### WORK TO COMPLETE
- a) Copy the passage on Hamilton and the Hylton case word for word from "Hamilton’s legal defense" to "Museum of Art.".
- b) Write the next part of the account of Hamilton and the Hylton case, picking up after its final sentence.

### SOURCE EXCERPT
■ ■ ■ ■ ■ ■ ■
[Third Congress, Session I, Chapter 45; 1 Stat. 373-375]
After Alexander Hamilton stepped down from Washington’s cabinet in January of 1795, he returned to the practice of law. As described by historian Ron Chernow, “By common consent, he [Alexander Hamilton] was New York’s premier lawyer, with an elite clientele that included the city of Albany and the state of New York.” Ron Chernow, Alexander Hamilton (2004). According to Judge James Kent, “Hamilton was employed in every important and every commercial case.”
In early 1796, Hamilton was called upon by Attorney General William Bradford to represent the federal government before the Supreme Court in an important case addressing the constitutionality of a tax that Hamilton had proposed as Secretary of Treasury. In the case of Hylton v. United States, 3 U.S. 171 (1796), Hamilton successfully defended his handiwork in the first case testing the constitutionality of an act of Congress. The Court unanimously agreed with Hamilton that the Carriage Act was constitutional because the carriage tax was a permissible excise tax, rather than a direct tax that needed to be apportioned among the states.
Professor Chernow summarizes the Supreme Court decision in the Hylton case as follows:
[The Supreme Court] approved Hamilton’s argument that this excise tax was legal and that Congress had power “over every species of taxable property, except exports.” The decision in Hylton v. United States not only endorsed Hamilton’s broad view of federal taxing power but represented the first time the Supreme Court ever ruled on the constitutionality of an act of Congress.
According to at least one newspaper, “the whole of [Hamilton’s] argument was clear, impressive and classical.” Justice James Iredell described Hamilton’s oral argument in glowing terms:
“Mr. Hamilton spoke in our Court, attended by the most crowded audience I ever saw there, both Houses of Congress being almost deserted on the occasion. Though he was in very ill health, he spoke with astonishing ability, and in a most pleasing manner, and was listened to with the profoundest attention. His speech lasted about three hours.”
Hamilton’s legal defense in the Hylton case and his broad interpretation of Congress’ taxing powers under Article I of the Constitution would later be cited by Chief Justice Roberts in his 5-4 decision upholding the Affordable Care Act’s health insurance mandate in 2012. Click here for a link to Roberts’ opinion in N.F.I.B. v. Sebeleus, 567 U.S. 519 (2012). The Hylton case preceded Chief Justice Marshall’s seminal decision in Marbury v. Madison (1803) by seven years, but raised the identical issue: whether the courts were vested with the power to declare legislation unconstitutional (i.e., judicial review). Pictured below is a statute of Hamilton in New York’s Central Park, located behind the Metropolitan Museum of Art.
■ ■ ■ ■ ■ ■ ■
Extracted data entries
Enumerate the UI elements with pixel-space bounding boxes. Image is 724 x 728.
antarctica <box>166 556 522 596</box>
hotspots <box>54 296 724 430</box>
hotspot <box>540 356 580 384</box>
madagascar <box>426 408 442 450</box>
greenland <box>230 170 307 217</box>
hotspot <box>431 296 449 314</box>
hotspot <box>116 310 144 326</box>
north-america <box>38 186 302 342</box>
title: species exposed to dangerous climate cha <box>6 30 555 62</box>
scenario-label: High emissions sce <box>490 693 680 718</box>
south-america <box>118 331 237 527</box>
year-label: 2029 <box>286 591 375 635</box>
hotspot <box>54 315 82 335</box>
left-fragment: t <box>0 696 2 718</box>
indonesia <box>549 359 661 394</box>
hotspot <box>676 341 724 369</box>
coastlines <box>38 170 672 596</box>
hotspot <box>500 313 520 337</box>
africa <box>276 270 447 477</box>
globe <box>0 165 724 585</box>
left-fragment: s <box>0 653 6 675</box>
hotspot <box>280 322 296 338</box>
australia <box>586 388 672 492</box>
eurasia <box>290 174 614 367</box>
■ ■ ■ ■ ■ ■ ■
### RESPONSE LIST
- a)
Hamilton’s legal defense in the Hylton case and his broad interpretation of Congress’ taxing powers under Article I of the Constitution would later be cited by Chief Justice Roberts in his 5-4 decision upholding the Affordable Care Act’s health insurance mandate in 2012. Click here for a link to Roberts’ opinion in N.F.I.B. v. Sebeleus, 567 U.S. 519 (2012). The Hylton case preceded Chief Justice Marshall’s seminal decision in Marbury v. Madison (1803) by seven years, but raised the identical issue: whether the courts were vested with the power to declare legislation unconstitutional (i.e., judicial review). Pictured below is a statute of Hamilton in New York’s Central Park, located behind the Metropolitan Museum of Art.

- b)
Pictured below is an oil on canvas depiction of Philadelphia’s Independence Hall and old City Hall by Ferdinand Richard from 1858. For a decade the Supreme Court met in Philadelphia’s Old City Hall, until the Court moved to the new Capital in Washington, D.C.
Background: The Carriage Act (also known as the Carriage Tax Law) was one of several taxes adopted by Congress in the spring of 1794 to raise revenue in the face of growing tensions with England. The U.S. was simultaneously engaged in hostilities with Native Americans in the Northwest Territory, who were being agitated by British agents in the frontier. Ultimately, war with England would be averted by the controversial Jay’s Treaty of 1795, which was largely orchestrated by Alexander Hamilton. While Jay’s Treaty was opposed by Jefferson and Madison, it delayed conflict with England until the War of 1812 and secured the removal of British troops from northern forts and the Great Lakes.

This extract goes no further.